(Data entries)
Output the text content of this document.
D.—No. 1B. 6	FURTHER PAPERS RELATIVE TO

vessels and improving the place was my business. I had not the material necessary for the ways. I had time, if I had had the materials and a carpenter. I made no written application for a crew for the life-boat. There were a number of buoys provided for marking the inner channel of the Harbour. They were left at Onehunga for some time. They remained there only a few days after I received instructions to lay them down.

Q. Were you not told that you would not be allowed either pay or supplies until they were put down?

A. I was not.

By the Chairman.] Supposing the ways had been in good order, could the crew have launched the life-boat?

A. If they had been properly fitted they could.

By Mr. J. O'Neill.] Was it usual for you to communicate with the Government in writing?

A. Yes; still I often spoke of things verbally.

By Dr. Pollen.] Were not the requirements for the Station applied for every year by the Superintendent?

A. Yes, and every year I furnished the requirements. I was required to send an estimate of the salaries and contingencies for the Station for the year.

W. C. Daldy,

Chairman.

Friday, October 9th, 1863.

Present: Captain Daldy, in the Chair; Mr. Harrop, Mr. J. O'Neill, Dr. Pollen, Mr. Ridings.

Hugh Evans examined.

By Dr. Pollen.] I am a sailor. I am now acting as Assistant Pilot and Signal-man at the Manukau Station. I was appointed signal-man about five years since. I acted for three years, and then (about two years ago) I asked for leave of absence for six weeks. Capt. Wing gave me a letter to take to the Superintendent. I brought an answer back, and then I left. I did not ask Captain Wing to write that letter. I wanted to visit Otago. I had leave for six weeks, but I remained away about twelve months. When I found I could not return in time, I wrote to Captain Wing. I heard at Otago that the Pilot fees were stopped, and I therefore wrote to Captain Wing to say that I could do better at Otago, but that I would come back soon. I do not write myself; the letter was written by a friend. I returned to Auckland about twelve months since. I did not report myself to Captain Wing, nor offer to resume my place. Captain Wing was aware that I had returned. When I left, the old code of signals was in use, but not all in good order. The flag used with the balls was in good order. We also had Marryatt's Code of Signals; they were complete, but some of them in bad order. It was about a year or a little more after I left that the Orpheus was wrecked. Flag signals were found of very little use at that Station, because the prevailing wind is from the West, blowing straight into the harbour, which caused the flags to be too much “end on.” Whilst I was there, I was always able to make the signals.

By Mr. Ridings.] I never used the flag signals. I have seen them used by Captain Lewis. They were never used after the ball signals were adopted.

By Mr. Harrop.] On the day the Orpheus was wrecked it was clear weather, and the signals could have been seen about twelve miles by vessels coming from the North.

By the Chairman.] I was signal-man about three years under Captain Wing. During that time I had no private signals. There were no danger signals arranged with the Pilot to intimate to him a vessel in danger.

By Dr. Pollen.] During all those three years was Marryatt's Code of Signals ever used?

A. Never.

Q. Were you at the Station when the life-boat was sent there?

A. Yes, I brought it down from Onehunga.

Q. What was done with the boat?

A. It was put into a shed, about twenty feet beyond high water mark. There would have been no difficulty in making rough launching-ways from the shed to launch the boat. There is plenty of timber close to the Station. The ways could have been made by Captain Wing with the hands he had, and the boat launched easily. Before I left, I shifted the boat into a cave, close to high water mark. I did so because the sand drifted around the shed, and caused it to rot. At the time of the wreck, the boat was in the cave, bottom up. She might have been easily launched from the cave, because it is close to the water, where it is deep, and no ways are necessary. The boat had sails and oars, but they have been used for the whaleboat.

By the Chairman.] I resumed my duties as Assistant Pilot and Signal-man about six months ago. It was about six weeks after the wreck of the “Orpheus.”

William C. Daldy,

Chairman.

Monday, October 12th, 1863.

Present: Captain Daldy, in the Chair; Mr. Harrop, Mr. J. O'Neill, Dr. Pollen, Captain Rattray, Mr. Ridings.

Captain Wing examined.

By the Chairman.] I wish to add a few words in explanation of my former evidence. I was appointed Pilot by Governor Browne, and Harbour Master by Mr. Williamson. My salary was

Aim >> Print all of the entries exactly as they appear.

Result >>
Output the text content of this document.
D.—No. 1B. 6	FURTHER PAPERS RELATIVE TO

vessels and improving the place was my business. I had not the material necessary for the ways. I had time, if I had had the materials and a carpenter. I made no written application for a crew for the life-boat. There were a number of buoys provided for marking the inner channel of the Harbour. They were left at Onehunga for some time. They remained there only a few days after I received instructions to lay them down.

Q. Were you not told that you would not be allowed either pay or supplies until they were put down?

A. I was not.

By the Chairman.] Supposing the ways had been in good order, could the crew have launched the life-boat?

A. If they had been properly fitted they could.

By Mr. J. O'Neill.] Was it usual for you to communicate with the Government in writing?

A. Yes; still I often spoke of things verbally.

By Dr. Pollen.] Were not the requirements for the Station applied for every year by the Superintendent?

A. Yes, and every year I furnished the requirements. I was required to send an estimate of the salaries and contingencies for the Station for the year.

W. C. Daldy,

Chairman.

Friday, October 9th, 1863.

Present: Captain Daldy, in the Chair; Mr. Harrop, Mr. J. O'Neill, Dr. Pollen, Mr. Ridings.

Hugh Evans examined.

By Dr. Pollen.] I am a sailor. I am now acting as Assistant Pilot and Signal-man at the Manukau Station. I was appointed signal-man about five years since. I acted for three years, and then (about two years ago) I asked for leave of absence for six weeks. Capt. Wing gave me a letter to take to the Superintendent. I brought an answer back, and then I left. I did not ask Captain Wing to write that letter. I wanted to visit Otago. I had leave for six weeks, but I remained away about twelve months. When I found I could not return in time, I wrote to Captain Wing. I heard at Otago that the Pilot fees were stopped, and I therefore wrote to Captain Wing to say that I could do better at Otago, but that I would come back soon. I do not write myself; the letter was written by a friend. I returned to Auckland about twelve months since. I did not report myself to Captain Wing, nor offer to resume my place. Captain Wing was aware that I had returned. When I left, the old code of signals was in use, but not all in good order. The flag used with the balls was in good order. We also had Marryatt's Code of Signals; they were complete, but some of them in bad order. It was about a year or a little more after I left that the Orpheus was wrecked. Flag signals were found of very little use at that Station, because the prevailing wind is from the West, blowing straight into the harbour, which caused the flags to be too much “end on.” Whilst I was there, I was always able to make the signals.

By Mr. Ridings.] I never used the flag signals. I have seen them used by Captain Lewis. They were never used after the ball signals were adopted.

By Mr. Harrop.] On the day the Orpheus was wrecked it was clear weather, and the signals could have been seen about twelve miles by vessels coming from the North.

By the Chairman.] I was signal-man about three years under Captain Wing. During that time I had no private signals. There were no danger signals arranged with the Pilot to intimate to him a vessel in danger.

By Dr. Pollen.] During all those three years was Marryatt's Code of Signals ever used?

A. Never.

Q. Were you at the Station when the life-boat was sent there?

A. Yes, I brought it down from Onehunga.

Q. What was done with the boat?

A. It was put into a shed, about twenty feet beyond high water mark. There would have been no difficulty in making rough launching-ways from the shed to launch the boat. There is plenty of timber close to the Station. The ways could have been made by Captain Wing with the hands he had, and the boat launched easily. Before I left, I shifted the boat into a cave, close to high water mark. I did so because the sand drifted around the shed, and caused it to rot. At the time of the wreck, the boat was in the cave, bottom up. She might have been easily launched from the cave, because it is close to the water, where it is deep, and no ways are necessary. The boat had sails and oars, but they have been used for the whaleboat.

By the Chairman.] I resumed my duties as Assistant Pilot and Signal-man about six months ago. It was about six weeks after the wreck of the “Orpheus.”

William C. Daldy,

Chairman.

Monday, October 12th, 1863.

Present: Captain Daldy, in the Chair; Mr. Harrop, Mr. J. O'Neill, Dr. Pollen, Captain Rattray, Mr. Ridings.

Captain Wing examined.

By the Chairman.] I wish to add a few words in explanation of my former evidence. I was appointed Pilot by Governor Browne, and Harbour Master by Mr. Williamson. My salary was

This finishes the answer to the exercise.